READING TEXT -
Analytical Methodology

Open the PCAP in Wireshark. Apply display filter smtp. Note source IPs, destination IPs, and port numbers. Outbound SMTP on port 25 from an internal workstation (not a mail server) is immediately anomalous — mail clients use port 587.
Apply filter smtp.req.command == "RCPT" to list all envelope recipients. Identify external recipients — addresses outside the organisation's domain. Multiple external recipients in a single session, or recipients at free-mail providers, are exfiltration indicators.
For each session with external recipients, follow the TCP stream (Follow → TCP Stream). Scroll past the SMTP handshake to the DATA section. Read the RFC 5322 headers: From:, To:, Subject:, Date:, and any X- custom headers.
Locate the Content-Type: multipart/... header and note the boundary= value. In the stream, identify each MIME part between boundary markers. Note the Content-Transfer-Encoding and Content-Disposition for each part.
For base64-encoded MIME parts (attachments), copy the base64 block (everything between the sub-headers and the next boundary). Decode using base64 -d or Python. Run file on the decoded output to identify the true format by magic bytes.
For suspicious attachments that are ZIP or gzip archives, extract and inspect the contents. Filenames inside archives often reveal the data type more clearly than the email attachment filename.
Examine all X- custom headers for structured metadata that may indicate automated exfiltration tooling: chunk indices, session IDs, or other non-standard fields.
Use NetworkMiner: load the PCAP, navigate to the Files tab for automatic MIME attachment extraction, and the Messages tab for structured email metadata. NetworkMiner computes MD5 hashes for each extracted file, suitable for forensic reporting.
Correlate the exfiltration session with other PCAP events: what file access or database queries preceded the email? Is there a corresponding SMTP AUTH session identifying the account used? Build a complete timeline from internal access to external delivery.

THINGS TO DO -
a: From the SMTP exfiltration methodology, list every header field the analyst is told to read by name in the DATA section. Leave out the general group of X- custom headers.
b: Decide whether each statement agrees with the SMTP exfiltration methodology. For each one, answer yes or no and quote the deciding words. (i) Mail clients normally send on port 25. (ii) NetworkMiner produces MD5 hashes for the files it extracts. (iii) The file command identifies an attachment's format from its filename.
c: Carry on with the SMTP exfiltration methodology from its last sentence.

RECORDED DATA -

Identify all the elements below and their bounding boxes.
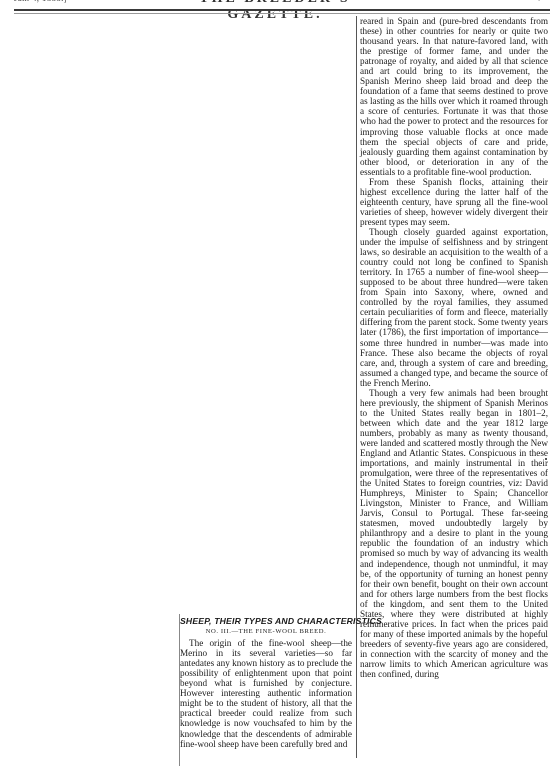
scan-speck	[545, 458, 547, 460]
paragraph: Though closely guarded against exportati…	[360, 227, 548, 388]
paragraph: From these Spanish flocks, attaining the…	[360, 177, 548, 227]
continued-paragraph: reared in Spain and (pure-bred descendan…	[360, 16, 548, 177]
article-paragraph: The origin of the fine-wool sheep—the Me…	[180, 638, 352, 749]
page-number: 7	[538, 0, 543, 3]
masthead-rule-thin	[14, 13, 550, 14]
left-column: SHEEP, THEIR TYPES AND CHARACTERISTICS N…	[180, 616, 352, 749]
article-subtitle: NO. III.—THE FINE-WOOL BREED.	[180, 627, 352, 637]
masthead: Jan. 4, 1888.] THE BREEDER'S GAZETTE. 7	[0, 0, 552, 7]
paragraph: Though a very few animals had been broug…	[360, 388, 548, 679]
masthead-rule-thick	[14, 9, 550, 11]
column-divider	[356, 16, 357, 758]
article-title: SHEEP, THEIR TYPES AND CHARACTERISTICS	[180, 616, 352, 626]
right-column: reared in Spain and (pure-bred descendan…	[360, 16, 548, 679]
masthead-date: Jan. 4, 1888.]	[14, 0, 67, 3]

ANSWERS BY TASK -
a: From:, To:, Subject:, Date:

b:
(i) No: "mail clients use port 587."
(ii) Yes: "NetworkMiner computes MD5 hashes for each extracted file"
(iii) No: "identify the true format by magic bytes."

c:
Common Analytical Errors

Stopping at credential extraction without reading the DATA payload: Analysts who identify AUTH credentials and consider the session documented miss the actual exfiltration payload in the DATA section. Credential extraction is step one; MIME payload analysis is the forensically significant step.
Assuming MIME type from Content-Type header: Attackers commonly set Content-Type: image/jpeg for ZIP archives or PE executables. Always decode the payload and identify by magic bytes — the declared MIME type is attacker-controlled and unreliable.
Missing multi-email exfiltration sequences: A single large dataset may be split across multiple emails (multiple SMTP sessions) with sequence indicators in subject lines or custom headers. Look for a pattern of emails to the same recipient with incrementing identifiers or similar subjects.
Not decoding RFC 2047 encoded-word subjects: A Subject line containing =?UTF-8?B?...?= is base64-encoded. Reading it as raw ASCII hides the actual subject. Use Python's email.header.decode_header() to reveal the true content — it may contain operational metadata.
Overlooking port 587 and 465 traffic: Internal mail clients submit email via port 587 (authenticated submission) or port 465 (SMTPS). An attacker exfiltrating via a mail client or SMTP library uses these ports. Ensure PCAP captures and analysis cover all three SMTP ports.
Failing to correlate SMTP timestamps with endpoint activity: SMTP exfiltration sessions must be correlated with endpoint file access logs, database query logs, or other network captures to establish that the attached data was gathered from the compromised system. The PCAP alone proves transmission; endpoint evidence proves origin.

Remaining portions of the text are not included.